Stored data:
________________

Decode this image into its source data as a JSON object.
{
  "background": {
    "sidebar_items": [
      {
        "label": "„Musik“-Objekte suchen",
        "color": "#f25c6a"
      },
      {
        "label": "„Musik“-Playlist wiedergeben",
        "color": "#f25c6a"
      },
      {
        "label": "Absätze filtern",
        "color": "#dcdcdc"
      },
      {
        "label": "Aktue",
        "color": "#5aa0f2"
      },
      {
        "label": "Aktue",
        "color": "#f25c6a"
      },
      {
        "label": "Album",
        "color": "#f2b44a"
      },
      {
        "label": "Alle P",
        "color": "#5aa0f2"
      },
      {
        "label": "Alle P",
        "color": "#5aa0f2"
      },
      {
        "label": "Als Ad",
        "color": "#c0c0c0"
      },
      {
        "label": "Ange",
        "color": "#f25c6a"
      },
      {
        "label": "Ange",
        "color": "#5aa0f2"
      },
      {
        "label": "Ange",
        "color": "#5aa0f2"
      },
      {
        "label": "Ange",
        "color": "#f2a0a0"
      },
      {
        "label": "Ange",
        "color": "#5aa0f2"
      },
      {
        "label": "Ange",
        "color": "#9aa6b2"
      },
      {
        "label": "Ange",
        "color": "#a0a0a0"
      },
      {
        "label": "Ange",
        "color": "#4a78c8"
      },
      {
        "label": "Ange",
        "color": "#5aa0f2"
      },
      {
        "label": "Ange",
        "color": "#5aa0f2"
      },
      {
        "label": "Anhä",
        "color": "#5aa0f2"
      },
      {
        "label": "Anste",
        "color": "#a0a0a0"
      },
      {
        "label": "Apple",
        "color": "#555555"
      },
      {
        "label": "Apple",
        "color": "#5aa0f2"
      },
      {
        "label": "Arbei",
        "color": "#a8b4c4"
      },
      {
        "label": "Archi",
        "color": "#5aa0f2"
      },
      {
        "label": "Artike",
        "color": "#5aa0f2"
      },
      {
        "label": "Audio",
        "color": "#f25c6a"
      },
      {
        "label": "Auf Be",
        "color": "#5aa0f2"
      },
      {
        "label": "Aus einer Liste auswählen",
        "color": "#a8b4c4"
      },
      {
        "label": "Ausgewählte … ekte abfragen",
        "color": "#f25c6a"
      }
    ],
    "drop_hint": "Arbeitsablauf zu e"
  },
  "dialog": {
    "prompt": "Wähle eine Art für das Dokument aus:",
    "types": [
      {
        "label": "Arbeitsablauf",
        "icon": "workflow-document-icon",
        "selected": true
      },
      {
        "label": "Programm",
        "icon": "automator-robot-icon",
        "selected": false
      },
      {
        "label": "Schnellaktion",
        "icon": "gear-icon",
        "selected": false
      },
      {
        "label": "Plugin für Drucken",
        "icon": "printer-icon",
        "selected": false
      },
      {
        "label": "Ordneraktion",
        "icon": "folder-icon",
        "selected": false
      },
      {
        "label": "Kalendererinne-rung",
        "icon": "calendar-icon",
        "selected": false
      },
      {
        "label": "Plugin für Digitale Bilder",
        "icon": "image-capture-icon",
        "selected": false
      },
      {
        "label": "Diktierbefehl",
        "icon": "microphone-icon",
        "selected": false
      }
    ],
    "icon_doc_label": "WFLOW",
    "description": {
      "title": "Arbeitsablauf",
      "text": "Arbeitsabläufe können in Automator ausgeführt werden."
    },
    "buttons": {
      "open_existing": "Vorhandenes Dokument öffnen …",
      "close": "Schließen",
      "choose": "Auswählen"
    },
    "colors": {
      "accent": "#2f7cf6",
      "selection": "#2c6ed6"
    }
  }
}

________________

- **Task to complete**: Report only how many lines in the records contain the word "image".

- **Solution**: 2